Your instructions:
List the lines of this listing that hold the word "parties".

Data extracted from a collection:
>> Start

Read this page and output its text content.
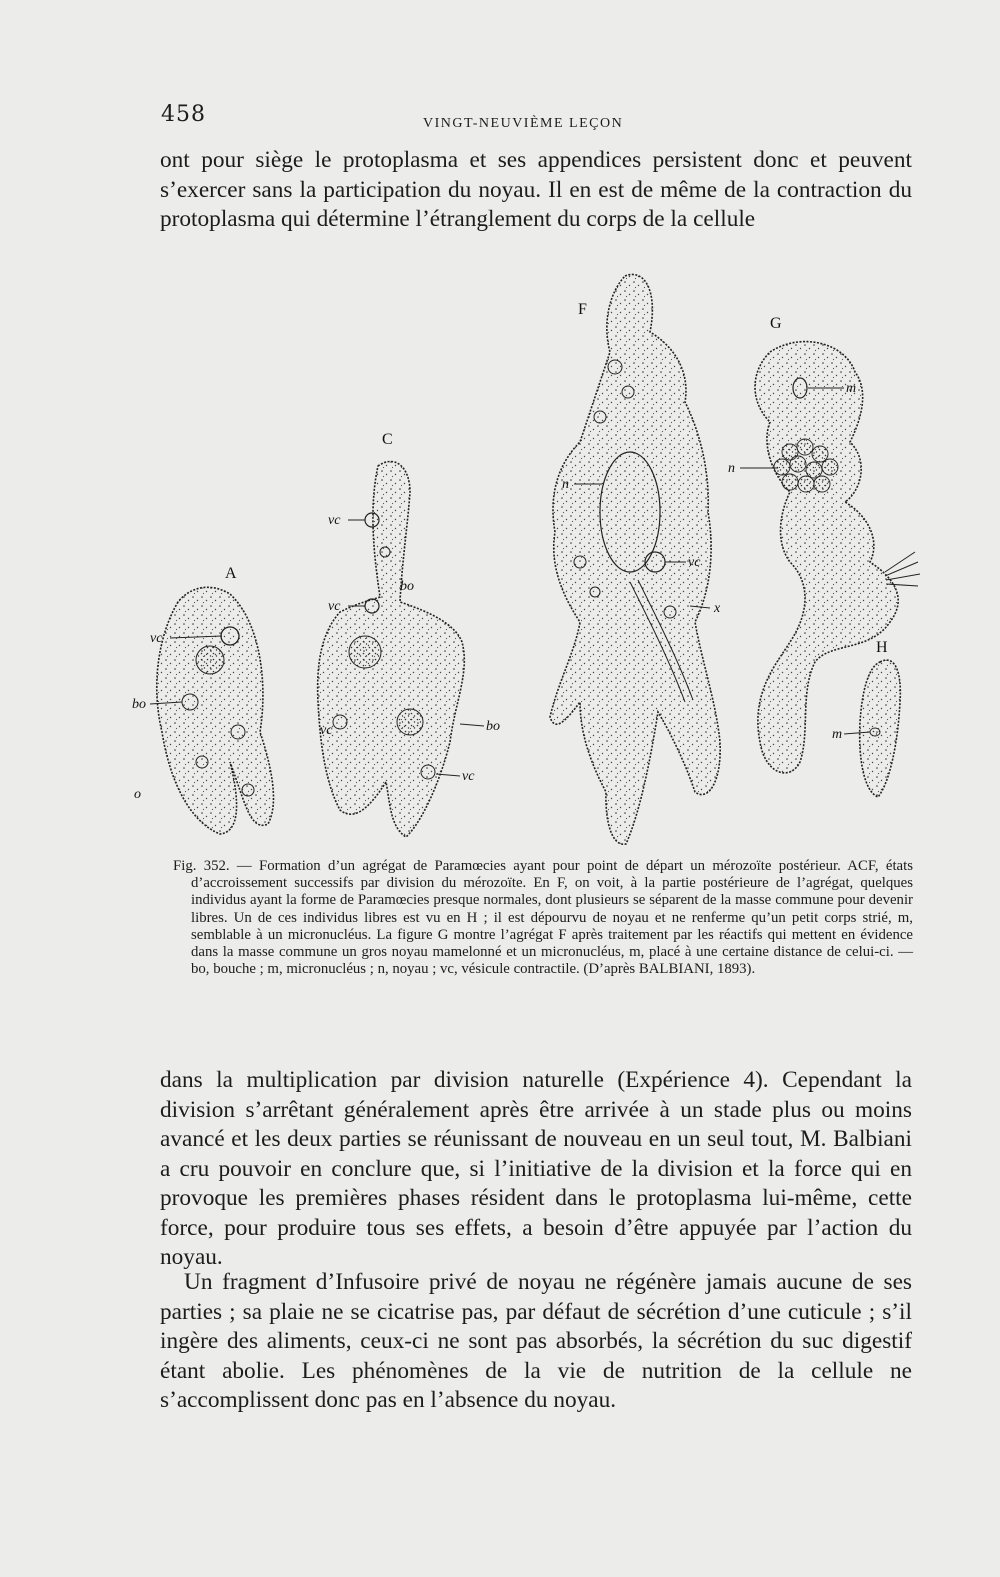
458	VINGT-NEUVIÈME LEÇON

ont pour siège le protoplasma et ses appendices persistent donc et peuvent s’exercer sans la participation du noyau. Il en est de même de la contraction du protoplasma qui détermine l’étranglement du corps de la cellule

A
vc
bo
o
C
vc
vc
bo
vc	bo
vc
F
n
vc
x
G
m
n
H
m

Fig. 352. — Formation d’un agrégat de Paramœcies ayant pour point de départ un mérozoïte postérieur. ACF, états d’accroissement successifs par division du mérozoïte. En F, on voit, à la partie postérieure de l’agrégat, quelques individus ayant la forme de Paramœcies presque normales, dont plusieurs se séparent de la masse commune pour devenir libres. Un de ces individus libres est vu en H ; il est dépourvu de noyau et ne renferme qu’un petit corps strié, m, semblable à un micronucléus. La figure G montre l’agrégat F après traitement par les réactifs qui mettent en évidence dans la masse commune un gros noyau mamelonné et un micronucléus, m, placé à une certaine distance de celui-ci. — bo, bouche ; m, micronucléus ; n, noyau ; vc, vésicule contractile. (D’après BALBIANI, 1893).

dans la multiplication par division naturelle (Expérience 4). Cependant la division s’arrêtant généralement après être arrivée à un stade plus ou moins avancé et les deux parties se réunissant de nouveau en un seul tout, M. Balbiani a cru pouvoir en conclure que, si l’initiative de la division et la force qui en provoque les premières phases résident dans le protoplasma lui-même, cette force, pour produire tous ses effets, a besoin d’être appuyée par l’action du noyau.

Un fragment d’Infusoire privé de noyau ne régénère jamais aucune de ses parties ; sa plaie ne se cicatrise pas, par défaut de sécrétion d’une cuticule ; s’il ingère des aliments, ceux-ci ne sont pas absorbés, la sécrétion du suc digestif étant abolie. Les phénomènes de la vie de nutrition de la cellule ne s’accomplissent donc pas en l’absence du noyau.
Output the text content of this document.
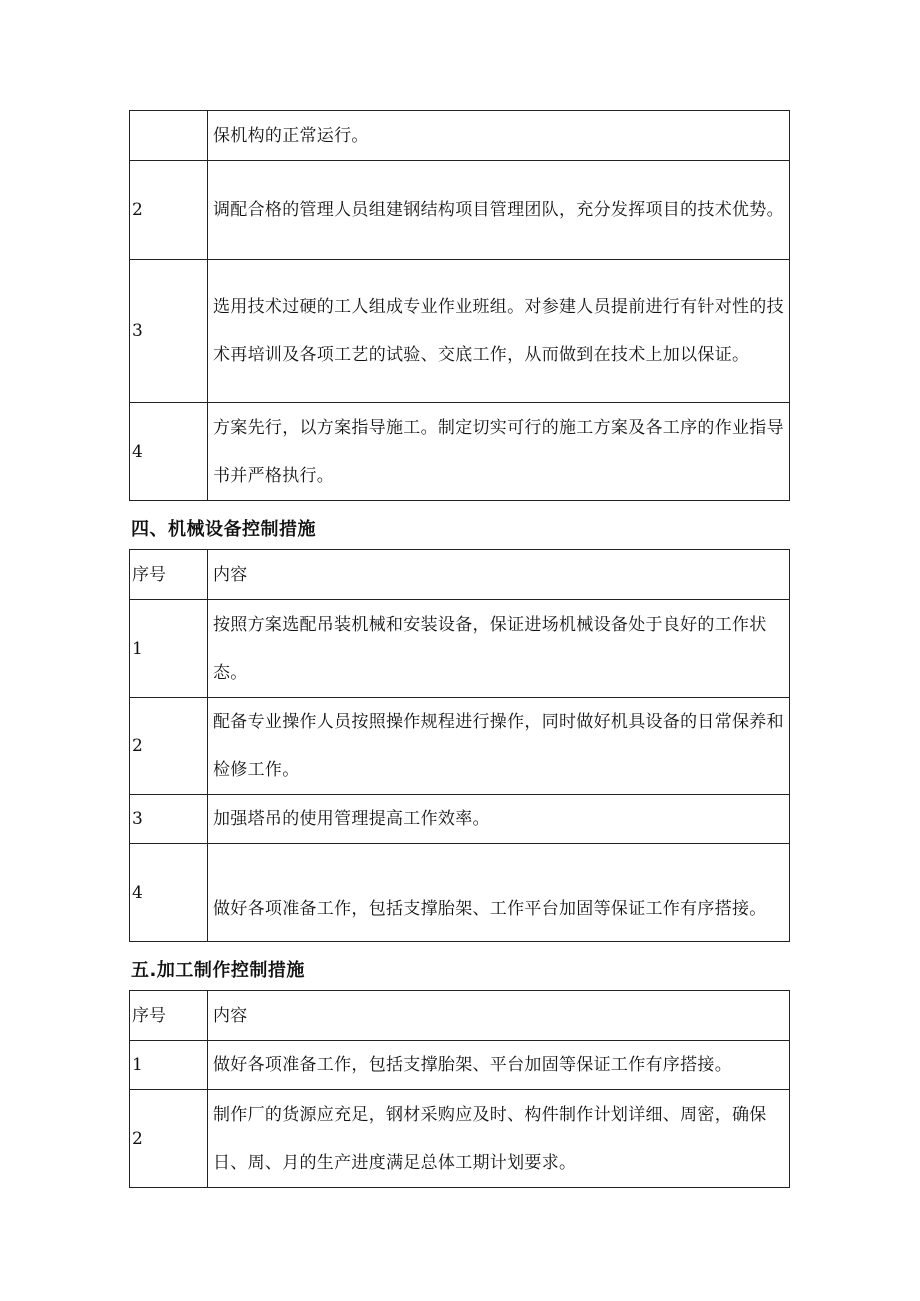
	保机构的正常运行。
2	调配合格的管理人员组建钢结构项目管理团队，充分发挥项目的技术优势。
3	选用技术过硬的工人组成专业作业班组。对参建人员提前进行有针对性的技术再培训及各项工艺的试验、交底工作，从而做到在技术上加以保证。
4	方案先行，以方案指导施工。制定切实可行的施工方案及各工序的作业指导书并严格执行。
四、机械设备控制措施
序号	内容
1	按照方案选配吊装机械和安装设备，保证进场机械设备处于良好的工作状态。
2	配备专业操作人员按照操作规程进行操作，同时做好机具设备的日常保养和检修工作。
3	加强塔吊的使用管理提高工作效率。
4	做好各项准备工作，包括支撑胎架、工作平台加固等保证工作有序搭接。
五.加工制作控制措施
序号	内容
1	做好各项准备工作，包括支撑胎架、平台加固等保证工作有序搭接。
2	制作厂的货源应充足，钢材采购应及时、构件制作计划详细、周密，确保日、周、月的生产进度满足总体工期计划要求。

>> End
>> Start

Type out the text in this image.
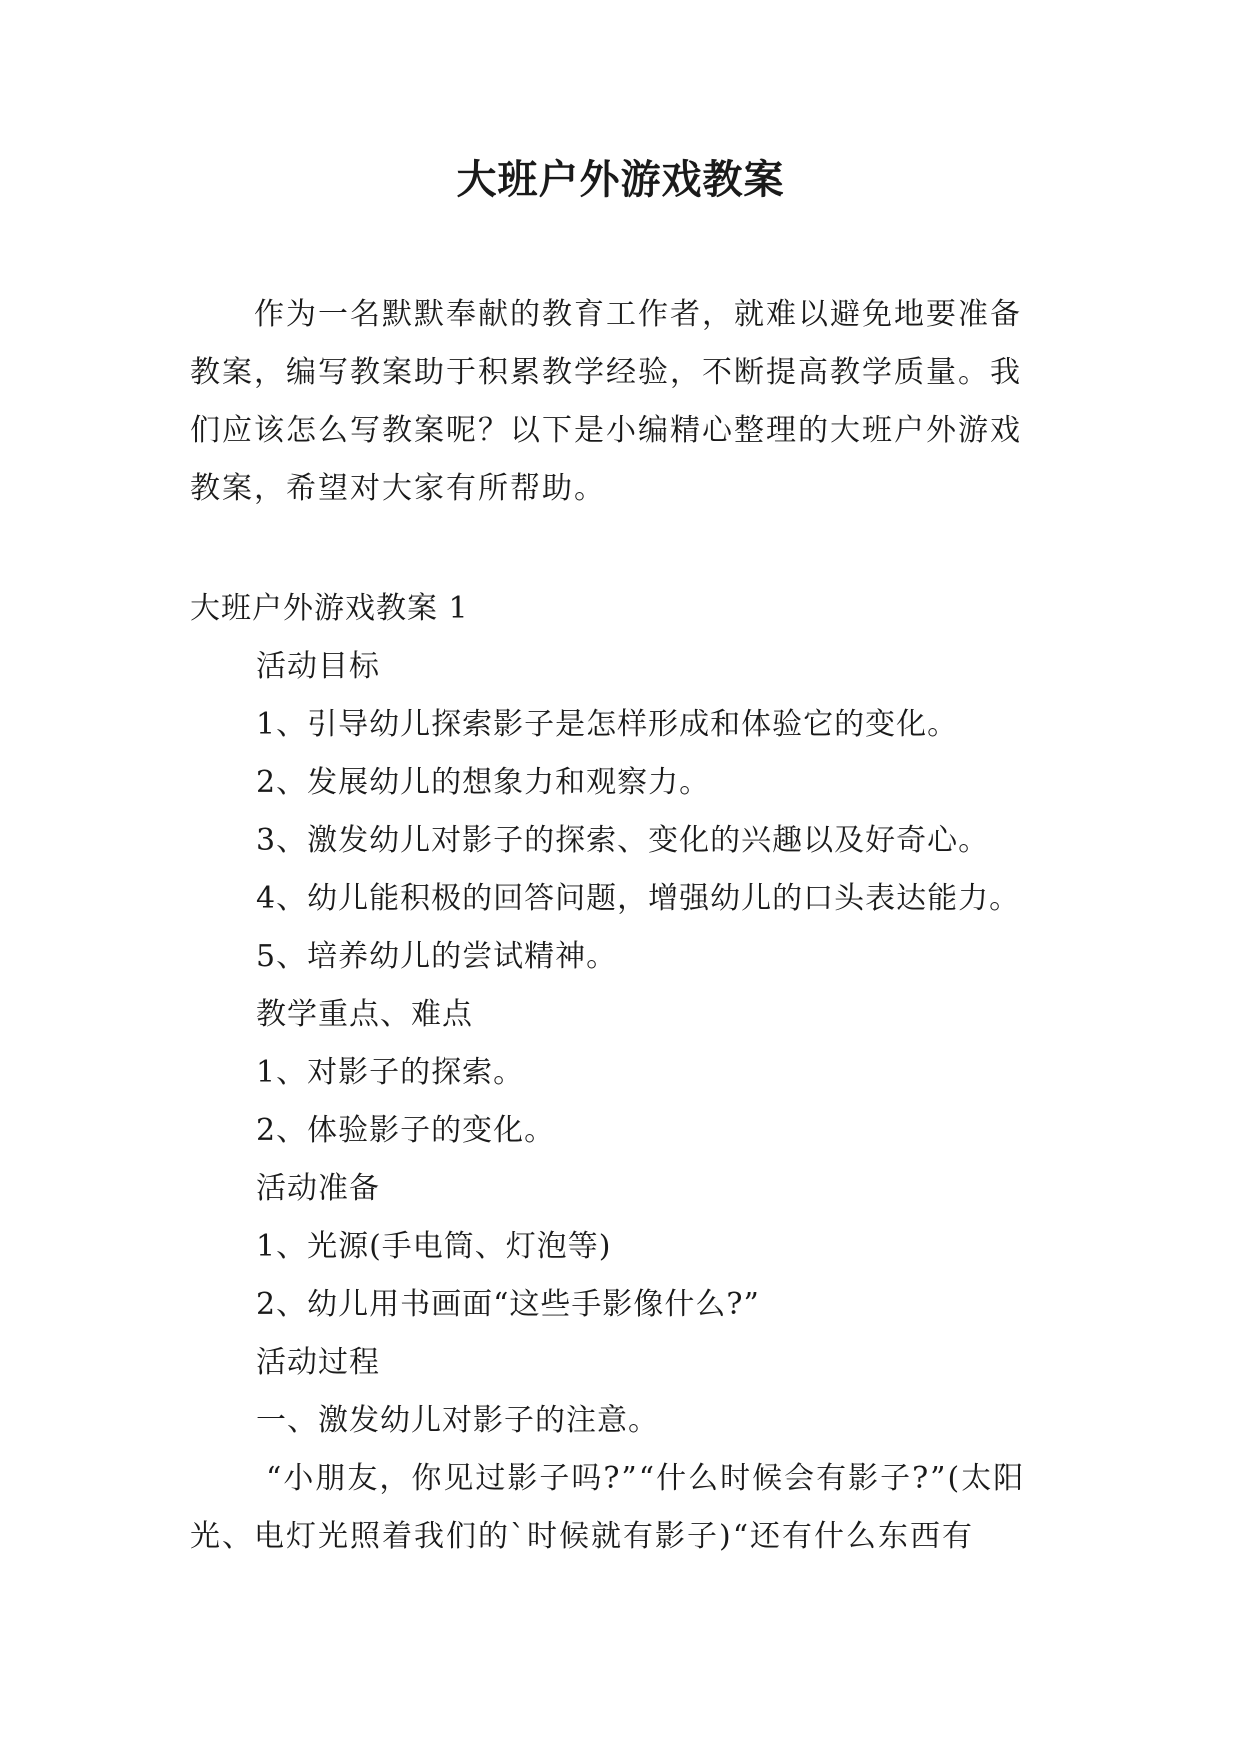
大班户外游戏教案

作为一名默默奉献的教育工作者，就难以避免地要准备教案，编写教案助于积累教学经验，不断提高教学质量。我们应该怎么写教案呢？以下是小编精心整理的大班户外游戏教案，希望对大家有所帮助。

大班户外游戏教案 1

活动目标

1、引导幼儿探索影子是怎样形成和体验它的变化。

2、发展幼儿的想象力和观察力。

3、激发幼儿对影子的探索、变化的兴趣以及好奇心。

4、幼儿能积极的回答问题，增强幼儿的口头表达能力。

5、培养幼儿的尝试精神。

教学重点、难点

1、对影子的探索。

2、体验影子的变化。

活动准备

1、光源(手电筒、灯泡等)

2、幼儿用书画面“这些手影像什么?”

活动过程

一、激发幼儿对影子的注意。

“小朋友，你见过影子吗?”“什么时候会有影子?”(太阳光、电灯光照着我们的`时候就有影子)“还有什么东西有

>> End

Result of this task:
dans la multiplication par division naturelle (Expérience 4). Cependant la division s’arrêtant généralement après être arrivée à un stade plus ou moins avancé et les deux parties se réunissant de nouveau en un seul tout, M. Balbiani a cru pouvoir en conclure que, si l’initiative de la division et la force qui en provoque les premières phases résident dans le protoplasma lui-même, cette force, pour produire tous ses effets, a besoin d’être appuyée par l’action du noyau.
Un fragment d’Infusoire privé de noyau ne régénère jamais aucune de ses parties ; sa plaie ne se cicatrise pas, par défaut de sécrétion d’une cuticule ; s’il ingère des aliments, ceux-ci ne sont pas absorbés, la sécrétion du suc digestif étant abolie. Les phénomènes de la vie de nutrition de la cellule ne s’accomplissent donc pas en l’absence du noyau.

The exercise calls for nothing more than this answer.